DATASET CONTENT >>

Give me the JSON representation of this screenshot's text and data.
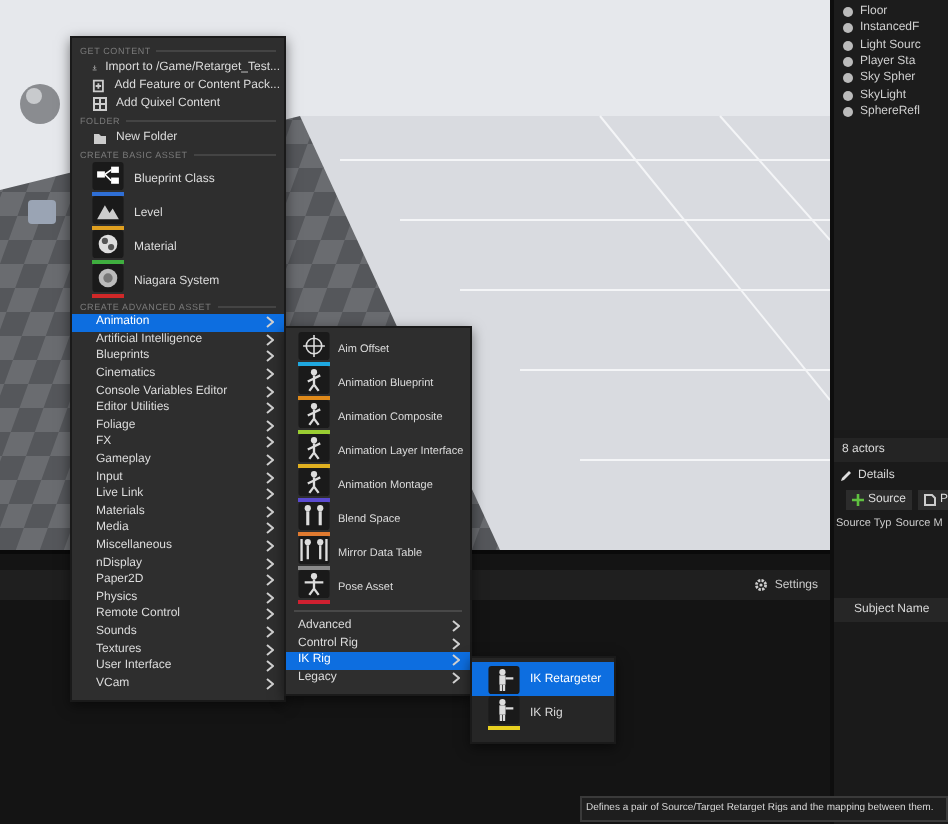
{
  "outliner": {
    "items": [
      {
        "label": "Floor"
      },
      {
        "label": "InstancedF"
      },
      {
        "label": "Light Sourc"
      },
      {
        "label": "Player Sta"
      },
      {
        "label": "Sky Spher"
      },
      {
        "label": "SkyLight"
      },
      {
        "label": "SphereRefl"
      }
    ]
  },
  "details": {
    "actor_count": "8 actors",
    "tab": "Details",
    "buttons": [
      "Source",
      "P"
    ],
    "columns": [
      "Source Typ",
      "Source M"
    ],
    "subject_header": "Subject Name"
  },
  "bottom_panel": {
    "settings": "Settings"
  },
  "context_menu": {
    "sections": [
      {
        "header": "GET CONTENT",
        "items": [
          {
            "kind": "action",
            "label": "Import to /Game/Retarget_Test..."
          },
          {
            "kind": "action",
            "label": "Add Feature or Content Pack..."
          },
          {
            "kind": "action",
            "label": "Add Quixel Content"
          }
        ]
      },
      {
        "header": "FOLDER",
        "items": [
          {
            "kind": "action",
            "label": "New Folder"
          }
        ]
      },
      {
        "header": "CREATE BASIC ASSET",
        "items": [
          {
            "kind": "asset",
            "label": "Blueprint Class",
            "color": "#2f6fd6"
          },
          {
            "kind": "asset",
            "label": "Level",
            "color": "#e0a020"
          },
          {
            "kind": "asset",
            "label": "Material",
            "color": "#3fae3f"
          },
          {
            "kind": "asset",
            "label": "Niagara System",
            "color": "#d02828"
          }
        ]
      },
      {
        "header": "CREATE ADVANCED ASSET",
        "items": [
          {
            "kind": "category",
            "label": "Animation",
            "selected": true
          },
          {
            "kind": "category",
            "label": "Artificial Intelligence",
            "selected": false
          },
          {
            "kind": "category",
            "label": "Blueprints",
            "selected": false
          },
          {
            "kind": "category",
            "label": "Cinematics",
            "selected": false
          },
          {
            "kind": "category",
            "label": "Console Variables Editor",
            "selected": false
          },
          {
            "kind": "category",
            "label": "Editor Utilities",
            "selected": false
          },
          {
            "kind": "category",
            "label": "Foliage",
            "selected": false
          },
          {
            "kind": "category",
            "label": "FX",
            "selected": false
          },
          {
            "kind": "category",
            "label": "Gameplay",
            "selected": false
          },
          {
            "kind": "category",
            "label": "Input",
            "selected": false
          },
          {
            "kind": "category",
            "label": "Live Link",
            "selected": false
          },
          {
            "kind": "category",
            "label": "Materials",
            "selected": false
          },
          {
            "kind": "category",
            "label": "Media",
            "selected": false
          },
          {
            "kind": "category",
            "label": "Miscellaneous",
            "selected": false
          },
          {
            "kind": "category",
            "label": "nDisplay",
            "selected": false
          },
          {
            "kind": "category",
            "label": "Paper2D",
            "selected": false
          },
          {
            "kind": "category",
            "label": "Physics",
            "selected": false
          },
          {
            "kind": "category",
            "label": "Remote Control",
            "selected": false
          },
          {
            "kind": "category",
            "label": "Sounds",
            "selected": false
          },
          {
            "kind": "category",
            "label": "Textures",
            "selected": false
          },
          {
            "kind": "category",
            "label": "User Interface",
            "selected": false
          },
          {
            "kind": "category",
            "label": "VCam",
            "selected": false
          }
        ]
      }
    ]
  },
  "animation_submenu": {
    "items": [
      {
        "kind": "asset",
        "label": "Aim Offset",
        "color": "#1fa8e0"
      },
      {
        "kind": "asset",
        "label": "Animation Blueprint",
        "color": "#e08a1a"
      },
      {
        "kind": "asset",
        "label": "Animation Composite",
        "color": "#9acd32"
      },
      {
        "kind": "asset",
        "label": "Animation Layer Interface",
        "color": "#e0b020"
      },
      {
        "kind": "asset",
        "label": "Animation Montage",
        "color": "#5a4ad0"
      },
      {
        "kind": "asset",
        "label": "Blend Space",
        "color": "#e07a30"
      },
      {
        "kind": "asset",
        "label": "Mirror Data Table",
        "color": "#8a8a8a"
      },
      {
        "kind": "asset",
        "label": "Pose Asset",
        "color": "#d02030"
      },
      {
        "kind": "category",
        "label": "Advanced",
        "selected": false
      },
      {
        "kind": "category",
        "label": "Control Rig",
        "selected": false
      },
      {
        "kind": "category",
        "label": "IK Rig",
        "selected": true
      },
      {
        "kind": "category",
        "label": "Legacy",
        "selected": false
      }
    ]
  },
  "ik_rig_submenu": {
    "items": [
      {
        "kind": "asset",
        "label": "IK Retargeter",
        "selected": true
      },
      {
        "kind": "asset",
        "label": "IK Rig",
        "selected": false,
        "color": "#e8d020"
      }
    ]
  },
  "tooltip": "Defines a pair of Source/Target Retarget Rigs and the mapping between them."
}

OBJECTIVE >>
Output all of the entries verbatim, leaving out any images.

RESULT OF THE EXERCISE >>
Give me the JSON representation of this screenshot's text and data.
{
  "outliner": {
    "items": [
      {
        "label": "Floor"
      },
      {
        "label": "InstancedF"
      },
      {
        "label": "Light Sourc"
      },
      {
        "label": "Player Sta"
      },
      {
        "label": "Sky Spher"
      },
      {
        "label": "SkyLight"
      },
      {
        "label": "SphereRefl"
      }
    ]
  },
  "details": {
    "actor_count": "8 actors",
    "tab": "Details",
    "buttons": [
      "Source",
      "P"
    ],
    "columns": [
      "Source Typ",
      "Source M"
    ],
    "subject_header": "Subject Name"
  },
  "bottom_panel": {
    "settings": "Settings"
  },
  "context_menu": {
    "sections": [
      {
        "header": "GET CONTENT",
        "items": [
          {
            "kind": "action",
            "label": "Import to /Game/Retarget_Test..."
          },
          {
            "kind": "action",
            "label": "Add Feature or Content Pack..."
          },
          {
            "kind": "action",
            "label": "Add Quixel Content"
          }
        ]
      },
      {
        "header": "FOLDER",
        "items": [
          {
            "kind": "action",
            "label": "New Folder"
          }
        ]
      },
      {
        "header": "CREATE BASIC ASSET",
        "items": [
          {
            "kind": "asset",
            "label": "Blueprint Class",
            "color": "#2f6fd6"
          },
          {
            "kind": "asset",
            "label": "Level",
            "color": "#e0a020"
          },
          {
            "kind": "asset",
            "label": "Material",
            "color": "#3fae3f"
          },
          {
            "kind": "asset",
            "label": "Niagara System",
            "color": "#d02828"
          }
        ]
      },
      {
        "header": "CREATE ADVANCED ASSET",
        "items": [
          {
            "kind": "category",
            "label": "Animation",
            "selected": true
          },
          {
            "kind": "category",
            "label": "Artificial Intelligence",
            "selected": false
          },
          {
            "kind": "category",
            "label": "Blueprints",
            "selected": false
          },
          {
            "kind": "category",
            "label": "Cinematics",
            "selected": false
          },
          {
            "kind": "category",
            "label": "Console Variables Editor",
            "selected": false
          },
          {
            "kind": "category",
            "label": "Editor Utilities",
            "selected": false
          },
          {
            "kind": "category",
            "label": "Foliage",
            "selected": false
          },
          {
            "kind": "category",
            "label": "FX",
            "selected": false
          },
          {
            "kind": "category",
            "label": "Gameplay",
            "selected": false
          },
          {
            "kind": "category",
            "label": "Input",
            "selected": false
          },
          {
            "kind": "category",
            "label": "Live Link",
            "selected": false
          },
          {
            "kind": "category",
            "label": "Materials",
            "selected": false
          },
          {
            "kind": "category",
            "label": "Media",
            "selected": false
          },
          {
            "kind": "category",
            "label": "Miscellaneous",
            "selected": false
          },
          {
            "kind": "category",
            "label": "nDisplay",
            "selected": false
          },
          {
            "kind": "category",
            "label": "Paper2D",
            "selected": false
          },
          {
            "kind": "category",
            "label": "Physics",
            "selected": false
          },
          {
            "kind": "category",
            "label": "Remote Control",
            "selected": false
          },
          {
            "kind": "category",
            "label": "Sounds",
            "selected": false
          },
          {
            "kind": "category",
            "label": "Textures",
            "selected": false
          },
          {
            "kind": "category",
            "label": "User Interface",
            "selected": false
          },
          {
            "kind": "category",
            "label": "VCam",
            "selected": false
          }
        ]
      }
    ]
  },
  "animation_submenu": {
    "items": [
      {
        "kind": "asset",
        "label": "Aim Offset",
        "color": "#1fa8e0"
      },
      {
        "kind": "asset",
        "label": "Animation Blueprint",
        "color": "#e08a1a"
      },
      {
        "kind": "asset",
        "label": "Animation Composite",
        "color": "#9acd32"
      },
      {
        "kind": "asset",
        "label": "Animation Layer Interface",
        "color": "#e0b020"
      },
      {
        "kind": "asset",
        "label": "Animation Montage",
        "color": "#5a4ad0"
      },
      {
        "kind": "asset",
        "label": "Blend Space",
        "color": "#e07a30"
      },
      {
        "kind": "asset",
        "label": "Mirror Data Table",
        "color": "#8a8a8a"
      },
      {
        "kind": "asset",
        "label": "Pose Asset",
        "color": "#d02030"
      },
      {
        "kind": "category",
        "label": "Advanced",
        "selected": false
      },
      {
        "kind": "category",
        "label": "Control Rig",
        "selected": false
      },
      {
        "kind": "category",
        "label": "IK Rig",
        "selected": true
      },
      {
        "kind": "category",
        "label": "Legacy",
        "selected": false
      }
    ]
  },
  "ik_rig_submenu": {
    "items": [
      {
        "kind": "asset",
        "label": "IK Retargeter",
        "selected": true
      },
      {
        "kind": "asset",
        "label": "IK Rig",
        "selected": false,
        "color": "#e8d020"
      }
    ]
  },
  "tooltip": "Defines a pair of Source/Target Retarget Rigs and the mapping between them."
}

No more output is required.